● EXERCISE DESCRIPTION
Please restate the following records word for word.

● RECORD EXTRACTS
____

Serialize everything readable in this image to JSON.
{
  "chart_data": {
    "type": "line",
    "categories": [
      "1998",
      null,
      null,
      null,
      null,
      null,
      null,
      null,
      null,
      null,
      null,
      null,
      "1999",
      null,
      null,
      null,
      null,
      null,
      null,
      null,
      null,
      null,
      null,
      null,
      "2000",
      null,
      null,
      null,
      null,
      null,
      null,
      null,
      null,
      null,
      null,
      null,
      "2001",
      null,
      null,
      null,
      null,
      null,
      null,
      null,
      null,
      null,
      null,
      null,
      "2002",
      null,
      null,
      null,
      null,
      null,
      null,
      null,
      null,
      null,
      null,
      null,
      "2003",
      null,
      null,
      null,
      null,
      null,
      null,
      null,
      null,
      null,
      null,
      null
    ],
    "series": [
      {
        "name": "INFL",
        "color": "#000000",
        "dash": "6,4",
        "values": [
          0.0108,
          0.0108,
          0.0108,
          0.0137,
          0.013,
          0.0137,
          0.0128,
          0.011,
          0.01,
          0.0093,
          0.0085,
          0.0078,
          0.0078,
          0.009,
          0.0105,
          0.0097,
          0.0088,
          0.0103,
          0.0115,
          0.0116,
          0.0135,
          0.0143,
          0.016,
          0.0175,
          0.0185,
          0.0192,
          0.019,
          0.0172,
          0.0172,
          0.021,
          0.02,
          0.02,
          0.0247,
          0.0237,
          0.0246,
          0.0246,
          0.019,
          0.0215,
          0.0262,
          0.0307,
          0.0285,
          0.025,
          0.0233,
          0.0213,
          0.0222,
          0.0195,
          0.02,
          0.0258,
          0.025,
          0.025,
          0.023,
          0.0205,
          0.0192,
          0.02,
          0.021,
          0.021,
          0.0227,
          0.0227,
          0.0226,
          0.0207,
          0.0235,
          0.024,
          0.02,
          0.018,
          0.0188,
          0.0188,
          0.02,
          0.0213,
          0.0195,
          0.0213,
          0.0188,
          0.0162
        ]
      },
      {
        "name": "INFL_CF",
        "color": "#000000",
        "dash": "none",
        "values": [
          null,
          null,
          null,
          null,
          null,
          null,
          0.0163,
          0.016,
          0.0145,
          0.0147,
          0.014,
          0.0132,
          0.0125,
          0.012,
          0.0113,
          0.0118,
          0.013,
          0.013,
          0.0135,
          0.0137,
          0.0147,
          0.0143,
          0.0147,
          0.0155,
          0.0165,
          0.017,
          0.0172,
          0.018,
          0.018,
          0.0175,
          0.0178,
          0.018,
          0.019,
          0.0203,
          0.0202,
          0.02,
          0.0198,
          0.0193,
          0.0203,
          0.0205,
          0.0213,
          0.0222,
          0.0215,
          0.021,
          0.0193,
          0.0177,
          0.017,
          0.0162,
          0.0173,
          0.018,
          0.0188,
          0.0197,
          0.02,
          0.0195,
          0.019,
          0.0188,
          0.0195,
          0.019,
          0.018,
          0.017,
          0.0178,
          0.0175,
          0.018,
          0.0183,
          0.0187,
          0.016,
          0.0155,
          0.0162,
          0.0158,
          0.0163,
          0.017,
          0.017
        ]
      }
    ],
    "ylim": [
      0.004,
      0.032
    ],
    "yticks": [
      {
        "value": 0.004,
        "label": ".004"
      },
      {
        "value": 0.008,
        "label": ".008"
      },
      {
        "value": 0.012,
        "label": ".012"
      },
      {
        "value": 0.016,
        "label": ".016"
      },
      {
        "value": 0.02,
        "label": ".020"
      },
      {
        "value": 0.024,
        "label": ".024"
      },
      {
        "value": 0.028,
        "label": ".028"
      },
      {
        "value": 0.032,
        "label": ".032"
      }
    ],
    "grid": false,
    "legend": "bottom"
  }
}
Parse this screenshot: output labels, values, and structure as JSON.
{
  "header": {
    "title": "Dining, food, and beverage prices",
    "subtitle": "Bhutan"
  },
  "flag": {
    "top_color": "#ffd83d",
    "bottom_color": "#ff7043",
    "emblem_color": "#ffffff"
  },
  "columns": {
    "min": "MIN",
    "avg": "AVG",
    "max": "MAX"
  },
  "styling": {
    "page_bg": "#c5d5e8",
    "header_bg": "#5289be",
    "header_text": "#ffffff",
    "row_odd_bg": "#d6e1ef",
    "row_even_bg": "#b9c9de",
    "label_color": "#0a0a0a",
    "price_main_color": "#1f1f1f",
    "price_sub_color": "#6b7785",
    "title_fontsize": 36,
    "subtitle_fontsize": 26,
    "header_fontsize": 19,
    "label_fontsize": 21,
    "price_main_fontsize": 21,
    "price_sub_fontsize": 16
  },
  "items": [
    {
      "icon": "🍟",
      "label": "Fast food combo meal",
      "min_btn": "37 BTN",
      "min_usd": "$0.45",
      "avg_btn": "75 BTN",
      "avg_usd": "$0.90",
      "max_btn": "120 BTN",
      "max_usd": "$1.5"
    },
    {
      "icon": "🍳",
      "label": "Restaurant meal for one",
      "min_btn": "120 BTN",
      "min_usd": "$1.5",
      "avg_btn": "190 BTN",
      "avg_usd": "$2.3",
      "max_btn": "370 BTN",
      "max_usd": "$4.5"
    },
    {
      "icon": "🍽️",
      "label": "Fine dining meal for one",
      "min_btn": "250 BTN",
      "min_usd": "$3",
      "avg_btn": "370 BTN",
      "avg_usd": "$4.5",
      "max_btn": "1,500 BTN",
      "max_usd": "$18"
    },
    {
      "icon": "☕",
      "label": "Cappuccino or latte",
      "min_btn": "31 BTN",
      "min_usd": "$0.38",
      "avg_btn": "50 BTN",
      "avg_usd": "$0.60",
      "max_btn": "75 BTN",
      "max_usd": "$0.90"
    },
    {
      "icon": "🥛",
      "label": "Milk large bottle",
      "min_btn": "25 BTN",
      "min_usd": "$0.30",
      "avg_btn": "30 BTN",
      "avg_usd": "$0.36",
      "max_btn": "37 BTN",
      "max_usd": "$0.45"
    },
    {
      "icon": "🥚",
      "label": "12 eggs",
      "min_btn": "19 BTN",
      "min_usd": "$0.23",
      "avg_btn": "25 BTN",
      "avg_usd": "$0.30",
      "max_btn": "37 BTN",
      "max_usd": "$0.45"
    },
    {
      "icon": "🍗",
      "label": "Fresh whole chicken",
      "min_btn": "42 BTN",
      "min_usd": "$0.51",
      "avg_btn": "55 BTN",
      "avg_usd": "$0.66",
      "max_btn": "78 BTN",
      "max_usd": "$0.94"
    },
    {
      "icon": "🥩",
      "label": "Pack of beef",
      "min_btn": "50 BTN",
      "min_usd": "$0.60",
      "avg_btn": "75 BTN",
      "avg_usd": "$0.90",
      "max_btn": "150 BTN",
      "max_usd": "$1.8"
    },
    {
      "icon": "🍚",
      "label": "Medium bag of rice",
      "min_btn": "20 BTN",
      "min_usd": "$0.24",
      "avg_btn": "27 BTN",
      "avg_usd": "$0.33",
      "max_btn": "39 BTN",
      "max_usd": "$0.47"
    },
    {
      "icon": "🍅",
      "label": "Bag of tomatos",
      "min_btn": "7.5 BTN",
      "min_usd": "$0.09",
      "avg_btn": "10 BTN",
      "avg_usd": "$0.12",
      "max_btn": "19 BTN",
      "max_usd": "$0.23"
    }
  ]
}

____

● OUTPUT OF THE TASK
Serialize everything readable in this image to JSON.
{
  "chart_data": {
    "type": "line",
    "categories": [
      "1998",
      null,
      null,
      null,
      null,
      null,
      null,
      null,
      null,
      null,
      null,
      null,
      "1999",
      null,
      null,
      null,
      null,
      null,
      null,
      null,
      null,
      null,
      null,
      null,
      "2000",
      null,
      null,
      null,
      null,
      null,
      null,
      null,
      null,
      null,
      null,
      null,
      "2001",
      null,
      null,
      null,
      null,
      null,
      null,
      null,
      null,
      null,
      null,
      null,
      "2002",
      null,
      null,
      null,
      null,
      null,
      null,
      null,
      null,
      null,
      null,
      null,
      "2003",
      null,
      null,
      null,
      null,
      null,
      null,
      null,
      null,
      null,
      null,
      null
    ],
    "series": [
      {
        "name": "INFL",
        "color": "#000000",
        "dash": "6,4",
        "values": [
          0.0108,
          0.0108,
          0.0108,
          0.0137,
          0.013,
          0.0137,
          0.0128,
          0.011,
          0.01,
          0.0093,
          0.0085,
          0.0078,
          0.0078,
          0.009,
          0.0105,
          0.0097,
          0.0088,
          0.0103,
          0.0115,
          0.0116,
          0.0135,
          0.0143,
          0.016,
          0.0175,
          0.0185,
          0.0192,
          0.019,
          0.0172,
          0.0172,
          0.021,
          0.02,
          0.02,
          0.0247,
          0.0237,
          0.0246,
          0.0246,
          0.019,
          0.0215,
          0.0262,
          0.0307,
          0.0285,
          0.025,
          0.0233,
          0.0213,
          0.0222,
          0.0195,
          0.02,
          0.0258,
          0.025,
          0.025,
          0.023,
          0.0205,
          0.0192,
          0.02,
          0.021,
          0.021,
          0.0227,
          0.0227,
          0.0226,
          0.0207,
          0.0235,
          0.024,
          0.02,
          0.018,
          0.0188,
          0.0188,
          0.02,
          0.0213,
          0.0195,
          0.0213,
          0.0188,
          0.0162
        ]
      },
      {
        "name": "INFL_CF",
        "color": "#000000",
        "dash": "none",
        "values": [
          null,
          null,
          null,
          null,
          null,
          null,
          0.0163,
          0.016,
          0.0145,
          0.0147,
          0.014,
          0.0132,
          0.0125,
          0.012,
          0.0113,
          0.0118,
          0.013,
          0.013,
          0.0135,
          0.0137,
          0.0147,
          0.0143,
          0.0147,
          0.0155,
          0.0165,
          0.017,
          0.0172,
          0.018,
          0.018,
          0.0175,
          0.0178,
          0.018,
          0.019,
          0.0203,
          0.0202,
          0.02,
          0.0198,
          0.0193,
          0.0203,
          0.0205,
          0.0213,
          0.0222,
          0.0215,
          0.021,
          0.0193,
          0.0177,
          0.017,
          0.0162,
          0.0173,
          0.018,
          0.0188,
          0.0197,
          0.02,
          0.0195,
          0.019,
          0.0188,
          0.0195,
          0.019,
          0.018,
          0.017,
          0.0178,
          0.0175,
          0.018,
          0.0183,
          0.0187,
          0.016,
          0.0155,
          0.0162,
          0.0158,
          0.0163,
          0.017,
          0.017
        ]
      }
    ],
    "ylim": [
      0.004,
      0.032
    ],
    "yticks": [
      {
        "value": 0.004,
        "label": ".004"
      },
      {
        "value": 0.008,
        "label": ".008"
      },
      {
        "value": 0.012,
        "label": ".012"
      },
      {
        "value": 0.016,
        "label": ".016"
      },
      {
        "value": 0.02,
        "label": ".020"
      },
      {
        "value": 0.024,
        "label": ".024"
      },
      {
        "value": 0.028,
        "label": ".028"
      },
      {
        "value": 0.032,
        "label": ".032"
      }
    ],
    "grid": false,
    "legend": "bottom"
  }
}
Parse this screenshot: output labels, values, and structure as JSON.
{
  "header": {
    "title": "Dining, food, and beverage prices",
    "subtitle": "Bhutan"
  },
  "flag": {
    "top_color": "#ffd83d",
    "bottom_color": "#ff7043",
    "emblem_color": "#ffffff"
  },
  "columns": {
    "min": "MIN",
    "avg": "AVG",
    "max": "MAX"
  },
  "styling": {
    "page_bg": "#c5d5e8",
    "header_bg": "#5289be",
    "header_text": "#ffffff",
    "row_odd_bg": "#d6e1ef",
    "row_even_bg": "#b9c9de",
    "label_color": "#0a0a0a",
    "price_main_color": "#1f1f1f",
    "price_sub_color": "#6b7785",
    "title_fontsize": 36,
    "subtitle_fontsize": 26,
    "header_fontsize": 19,
    "label_fontsize": 21,
    "price_main_fontsize": 21,
    "price_sub_fontsize": 16
  },
  "items": [
    {
      "icon": "🍟",
      "label": "Fast food combo meal",
      "min_btn": "37 BTN",
      "min_usd": "$0.45",
      "avg_btn": "75 BTN",
      "avg_usd": "$0.90",
      "max_btn": "120 BTN",
      "max_usd": "$1.5"
    },
    {
      "icon": "🍳",
      "label": "Restaurant meal for one",
      "min_btn": "120 BTN",
      "min_usd": "$1.5",
      "avg_btn": "190 BTN",
      "avg_usd": "$2.3",
      "max_btn": "370 BTN",
      "max_usd": "$4.5"
    },
    {
      "icon": "🍽️",
      "label": "Fine dining meal for one",
      "min_btn": "250 BTN",
      "min_usd": "$3",
      "avg_btn": "370 BTN",
      "avg_usd": "$4.5",
      "max_btn": "1,500 BTN",
      "max_usd": "$18"
    },
    {
      "icon": "☕",
      "label": "Cappuccino or latte",
      "min_btn": "31 BTN",
      "min_usd": "$0.38",
      "avg_btn": "50 BTN",
      "avg_usd": "$0.60",
      "max_btn": "75 BTN",
      "max_usd": "$0.90"
    },
    {
      "icon": "🥛",
      "label": "Milk large bottle",
      "min_btn": "25 BTN",
      "min_usd": "$0.30",
      "avg_btn": "30 BTN",
      "avg_usd": "$0.36",
      "max_btn": "37 BTN",
      "max_usd": "$0.45"
    },
    {
      "icon": "🥚",
      "label": "12 eggs",
      "min_btn": "19 BTN",
      "min_usd": "$0.23",
      "avg_btn": "25 BTN",
      "avg_usd": "$0.30",
      "max_btn": "37 BTN",
      "max_usd": "$0.45"
    },
    {
      "icon": "🍗",
      "label": "Fresh whole chicken",
      "min_btn": "42 BTN",
      "min_usd": "$0.51",
      "avg_btn": "55 BTN",
      "avg_usd": "$0.66",
      "max_btn": "78 BTN",
      "max_usd": "$0.94"
    },
    {
      "icon": "🥩",
      "label": "Pack of beef",
      "min_btn": "50 BTN",
      "min_usd": "$0.60",
      "avg_btn": "75 BTN",
      "avg_usd": "$0.90",
      "max_btn": "150 BTN",
      "max_usd": "$1.8"
    },
    {
      "icon": "🍚",
      "label": "Medium bag of rice",
      "min_btn": "20 BTN",
      "min_usd": "$0.24",
      "avg_btn": "27 BTN",
      "avg_usd": "$0.33",
      "max_btn": "39 BTN",
      "max_usd": "$0.47"
    },
    {
      "icon": "🍅",
      "label": "Bag of tomatos",
      "min_btn": "7.5 BTN",
      "min_usd": "$0.09",
      "avg_btn": "10 BTN",
      "avg_usd": "$0.12",
      "max_btn": "19 BTN",
      "max_usd": "$0.23"
    }
  ]
}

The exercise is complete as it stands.